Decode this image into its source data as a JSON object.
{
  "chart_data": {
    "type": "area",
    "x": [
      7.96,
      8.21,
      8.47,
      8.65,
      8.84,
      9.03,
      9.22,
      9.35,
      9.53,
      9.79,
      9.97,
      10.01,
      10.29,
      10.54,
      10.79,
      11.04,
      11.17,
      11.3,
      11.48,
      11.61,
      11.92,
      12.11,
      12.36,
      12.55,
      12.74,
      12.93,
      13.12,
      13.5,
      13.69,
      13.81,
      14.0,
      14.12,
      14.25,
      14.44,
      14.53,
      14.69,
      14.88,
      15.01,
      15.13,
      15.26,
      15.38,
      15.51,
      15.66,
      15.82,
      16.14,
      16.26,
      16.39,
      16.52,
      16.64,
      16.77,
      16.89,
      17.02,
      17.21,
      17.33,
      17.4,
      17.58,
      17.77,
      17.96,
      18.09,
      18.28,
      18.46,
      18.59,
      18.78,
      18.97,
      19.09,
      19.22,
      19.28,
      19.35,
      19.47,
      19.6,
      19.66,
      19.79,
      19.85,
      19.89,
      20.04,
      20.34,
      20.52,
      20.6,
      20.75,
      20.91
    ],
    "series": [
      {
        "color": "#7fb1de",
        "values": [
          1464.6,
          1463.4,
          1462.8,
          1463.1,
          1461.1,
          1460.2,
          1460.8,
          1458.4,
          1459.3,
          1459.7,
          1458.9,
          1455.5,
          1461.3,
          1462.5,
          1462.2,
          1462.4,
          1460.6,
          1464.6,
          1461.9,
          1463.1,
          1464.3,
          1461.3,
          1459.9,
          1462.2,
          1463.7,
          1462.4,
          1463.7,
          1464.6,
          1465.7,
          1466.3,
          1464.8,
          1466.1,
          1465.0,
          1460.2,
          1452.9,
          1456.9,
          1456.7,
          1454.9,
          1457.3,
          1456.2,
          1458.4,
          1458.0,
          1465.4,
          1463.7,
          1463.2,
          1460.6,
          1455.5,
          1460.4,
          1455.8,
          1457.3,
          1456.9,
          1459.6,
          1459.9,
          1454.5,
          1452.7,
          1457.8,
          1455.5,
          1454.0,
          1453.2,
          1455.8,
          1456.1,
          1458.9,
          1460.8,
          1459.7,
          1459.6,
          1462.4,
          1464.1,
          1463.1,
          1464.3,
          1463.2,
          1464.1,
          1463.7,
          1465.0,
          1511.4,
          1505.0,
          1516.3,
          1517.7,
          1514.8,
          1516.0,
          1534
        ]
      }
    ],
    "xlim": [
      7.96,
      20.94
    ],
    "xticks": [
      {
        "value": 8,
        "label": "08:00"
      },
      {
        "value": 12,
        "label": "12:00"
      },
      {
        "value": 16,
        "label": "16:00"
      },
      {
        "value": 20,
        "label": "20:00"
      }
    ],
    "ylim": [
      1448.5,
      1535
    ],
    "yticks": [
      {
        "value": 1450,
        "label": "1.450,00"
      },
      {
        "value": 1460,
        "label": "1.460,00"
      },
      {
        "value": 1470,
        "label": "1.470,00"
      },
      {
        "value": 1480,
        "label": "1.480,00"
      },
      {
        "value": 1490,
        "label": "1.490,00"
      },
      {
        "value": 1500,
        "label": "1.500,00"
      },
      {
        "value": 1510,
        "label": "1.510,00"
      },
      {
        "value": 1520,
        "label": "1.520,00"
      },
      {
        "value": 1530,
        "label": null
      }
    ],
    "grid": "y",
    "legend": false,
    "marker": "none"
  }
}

- [WHAT IS EXPECTED]
Quote each line above in full, word for word.

- [SOLUTION]
Decode this image into its source data as a JSON object.
{
  "chart_data": {
    "type": "area",
    "x": [
      7.96,
      8.21,
      8.47,
      8.65,
      8.84,
      9.03,
      9.22,
      9.35,
      9.53,
      9.79,
      9.97,
      10.01,
      10.29,
      10.54,
      10.79,
      11.04,
      11.17,
      11.3,
      11.48,
      11.61,
      11.92,
      12.11,
      12.36,
      12.55,
      12.74,
      12.93,
      13.12,
      13.5,
      13.69,
      13.81,
      14.0,
      14.12,
      14.25,
      14.44,
      14.53,
      14.69,
      14.88,
      15.01,
      15.13,
      15.26,
      15.38,
      15.51,
      15.66,
      15.82,
      16.14,
      16.26,
      16.39,
      16.52,
      16.64,
      16.77,
      16.89,
      17.02,
      17.21,
      17.33,
      17.4,
      17.58,
      17.77,
      17.96,
      18.09,
      18.28,
      18.46,
      18.59,
      18.78,
      18.97,
      19.09,
      19.22,
      19.28,
      19.35,
      19.47,
      19.6,
      19.66,
      19.79,
      19.85,
      19.89,
      20.04,
      20.34,
      20.52,
      20.6,
      20.75,
      20.91
    ],
    "series": [
      {
        "color": "#7fb1de",
        "values": [
          1464.6,
          1463.4,
          1462.8,
          1463.1,
          1461.1,
          1460.2,
          1460.8,
          1458.4,
          1459.3,
          1459.7,
          1458.9,
          1455.5,
          1461.3,
          1462.5,
          1462.2,
          1462.4,
          1460.6,
          1464.6,
          1461.9,
          1463.1,
          1464.3,
          1461.3,
          1459.9,
          1462.2,
          1463.7,
          1462.4,
          1463.7,
          1464.6,
          1465.7,
          1466.3,
          1464.8,
          1466.1,
          1465.0,
          1460.2,
          1452.9,
          1456.9,
          1456.7,
          1454.9,
          1457.3,
          1456.2,
          1458.4,
          1458.0,
          1465.4,
          1463.7,
          1463.2,
          1460.6,
          1455.5,
          1460.4,
          1455.8,
          1457.3,
          1456.9,
          1459.6,
          1459.9,
          1454.5,
          1452.7,
          1457.8,
          1455.5,
          1454.0,
          1453.2,
          1455.8,
          1456.1,
          1458.9,
          1460.8,
          1459.7,
          1459.6,
          1462.4,
          1464.1,
          1463.1,
          1464.3,
          1463.2,
          1464.1,
          1463.7,
          1465.0,
          1511.4,
          1505.0,
          1516.3,
          1517.7,
          1514.8,
          1516.0,
          1534
        ]
      }
    ],
    "xlim": [
      7.96,
      20.94
    ],
    "xticks": [
      {
        "value": 8,
        "label": "08:00"
      },
      {
        "value": 12,
        "label": "12:00"
      },
      {
        "value": 16,
        "label": "16:00"
      },
      {
        "value": 20,
        "label": "20:00"
      }
    ],
    "ylim": [
      1448.5,
      1535
    ],
    "yticks": [
      {
        "value": 1450,
        "label": "1.450,00"
      },
      {
        "value": 1460,
        "label": "1.460,00"
      },
      {
        "value": 1470,
        "label": "1.470,00"
      },
      {
        "value": 1480,
        "label": "1.480,00"
      },
      {
        "value": 1490,
        "label": "1.490,00"
      },
      {
        "value": 1500,
        "label": "1.500,00"
      },
      {
        "value": 1510,
        "label": "1.510,00"
      },
      {
        "value": 1520,
        "label": "1.520,00"
      },
      {
        "value": 1530,
        "label": null
      }
    ],
    "grid": "y",
    "legend": false,
    "marker": "none"
  }
}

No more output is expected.